* _TASK TO CARRY OUT_:
Pull every line with the word "title" out of the entries below.

Figure record listings
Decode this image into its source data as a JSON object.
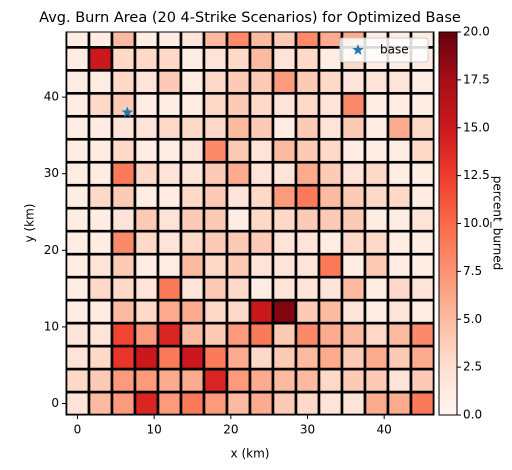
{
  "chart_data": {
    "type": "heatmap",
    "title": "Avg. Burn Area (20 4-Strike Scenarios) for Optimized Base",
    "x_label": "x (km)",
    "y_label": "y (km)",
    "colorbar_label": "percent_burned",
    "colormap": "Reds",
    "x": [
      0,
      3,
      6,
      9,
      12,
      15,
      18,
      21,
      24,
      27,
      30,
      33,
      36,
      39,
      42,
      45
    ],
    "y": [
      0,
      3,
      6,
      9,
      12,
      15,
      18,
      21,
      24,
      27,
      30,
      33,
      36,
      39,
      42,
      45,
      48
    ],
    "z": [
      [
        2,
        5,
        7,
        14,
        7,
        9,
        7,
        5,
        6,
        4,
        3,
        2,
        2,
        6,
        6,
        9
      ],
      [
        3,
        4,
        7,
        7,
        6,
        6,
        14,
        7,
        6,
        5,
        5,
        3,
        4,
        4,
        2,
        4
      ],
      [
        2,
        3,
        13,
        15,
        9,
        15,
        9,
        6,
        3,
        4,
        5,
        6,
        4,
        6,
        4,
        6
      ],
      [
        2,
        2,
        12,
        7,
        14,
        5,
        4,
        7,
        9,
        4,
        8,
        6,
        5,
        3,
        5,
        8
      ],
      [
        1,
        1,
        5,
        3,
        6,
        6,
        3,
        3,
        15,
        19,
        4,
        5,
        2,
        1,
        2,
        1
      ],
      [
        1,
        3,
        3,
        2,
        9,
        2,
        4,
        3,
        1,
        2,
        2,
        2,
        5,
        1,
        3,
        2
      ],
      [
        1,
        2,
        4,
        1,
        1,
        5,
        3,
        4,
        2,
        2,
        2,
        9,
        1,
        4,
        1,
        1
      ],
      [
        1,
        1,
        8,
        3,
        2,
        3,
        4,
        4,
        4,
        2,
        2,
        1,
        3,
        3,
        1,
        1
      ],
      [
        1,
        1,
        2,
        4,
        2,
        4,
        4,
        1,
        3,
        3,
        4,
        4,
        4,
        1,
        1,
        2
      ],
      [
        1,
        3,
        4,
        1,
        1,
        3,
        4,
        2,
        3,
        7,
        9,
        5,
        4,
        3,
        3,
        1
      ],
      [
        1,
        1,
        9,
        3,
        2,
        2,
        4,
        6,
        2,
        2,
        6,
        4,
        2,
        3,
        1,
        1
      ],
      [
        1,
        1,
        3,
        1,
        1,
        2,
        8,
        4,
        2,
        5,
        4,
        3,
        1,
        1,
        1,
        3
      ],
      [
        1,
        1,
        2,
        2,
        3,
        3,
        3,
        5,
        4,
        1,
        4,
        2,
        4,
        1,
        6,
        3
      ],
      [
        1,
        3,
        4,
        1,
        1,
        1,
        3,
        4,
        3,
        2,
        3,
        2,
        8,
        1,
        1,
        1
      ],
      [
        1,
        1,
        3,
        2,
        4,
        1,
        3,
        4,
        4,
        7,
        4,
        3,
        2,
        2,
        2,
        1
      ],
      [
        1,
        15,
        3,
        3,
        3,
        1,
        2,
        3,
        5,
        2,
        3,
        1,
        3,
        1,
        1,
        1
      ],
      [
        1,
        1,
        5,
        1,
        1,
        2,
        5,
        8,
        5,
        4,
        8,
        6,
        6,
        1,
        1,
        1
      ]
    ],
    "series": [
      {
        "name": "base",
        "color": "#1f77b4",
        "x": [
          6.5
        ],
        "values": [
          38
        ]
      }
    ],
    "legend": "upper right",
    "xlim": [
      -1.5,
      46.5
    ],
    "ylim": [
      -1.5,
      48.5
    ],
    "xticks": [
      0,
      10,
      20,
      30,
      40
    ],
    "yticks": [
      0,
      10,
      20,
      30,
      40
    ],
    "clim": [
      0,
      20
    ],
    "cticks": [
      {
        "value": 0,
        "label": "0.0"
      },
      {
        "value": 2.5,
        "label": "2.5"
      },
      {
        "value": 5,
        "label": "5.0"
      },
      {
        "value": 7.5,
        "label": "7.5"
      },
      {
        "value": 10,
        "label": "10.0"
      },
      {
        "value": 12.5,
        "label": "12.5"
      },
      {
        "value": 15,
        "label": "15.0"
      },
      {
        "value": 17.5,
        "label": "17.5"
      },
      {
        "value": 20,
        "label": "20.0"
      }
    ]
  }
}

* * *

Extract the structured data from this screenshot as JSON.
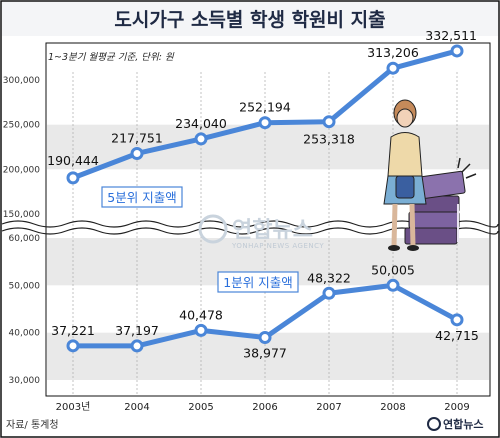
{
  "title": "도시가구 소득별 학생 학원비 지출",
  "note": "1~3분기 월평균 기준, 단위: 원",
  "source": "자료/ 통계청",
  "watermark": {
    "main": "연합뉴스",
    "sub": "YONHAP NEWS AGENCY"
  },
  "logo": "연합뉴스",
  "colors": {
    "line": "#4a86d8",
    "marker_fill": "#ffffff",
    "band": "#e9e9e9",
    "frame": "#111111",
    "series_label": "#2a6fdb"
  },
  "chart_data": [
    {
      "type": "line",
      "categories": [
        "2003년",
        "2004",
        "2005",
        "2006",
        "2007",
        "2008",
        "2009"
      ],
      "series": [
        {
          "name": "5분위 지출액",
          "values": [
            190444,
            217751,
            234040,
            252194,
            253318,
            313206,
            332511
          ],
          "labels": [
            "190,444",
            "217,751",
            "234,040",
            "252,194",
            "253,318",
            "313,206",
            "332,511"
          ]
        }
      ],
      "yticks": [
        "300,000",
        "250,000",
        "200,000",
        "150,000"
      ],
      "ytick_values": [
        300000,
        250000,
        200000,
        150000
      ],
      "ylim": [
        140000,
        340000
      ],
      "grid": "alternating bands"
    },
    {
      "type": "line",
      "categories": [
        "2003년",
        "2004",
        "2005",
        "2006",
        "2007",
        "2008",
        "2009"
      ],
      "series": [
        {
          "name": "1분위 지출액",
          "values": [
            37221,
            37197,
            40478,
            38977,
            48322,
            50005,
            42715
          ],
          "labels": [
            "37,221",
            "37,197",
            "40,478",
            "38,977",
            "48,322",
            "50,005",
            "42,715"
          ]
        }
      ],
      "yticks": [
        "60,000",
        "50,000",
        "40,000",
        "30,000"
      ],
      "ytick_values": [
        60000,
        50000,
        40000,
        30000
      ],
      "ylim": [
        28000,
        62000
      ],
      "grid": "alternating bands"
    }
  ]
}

* _FULL OUTPUT_:
    "title": "Avg. Burn Area (20 4-Strike Scenarios) for Optimized Base",
  "title": "도시가구 소득별 학생 학원비 지출",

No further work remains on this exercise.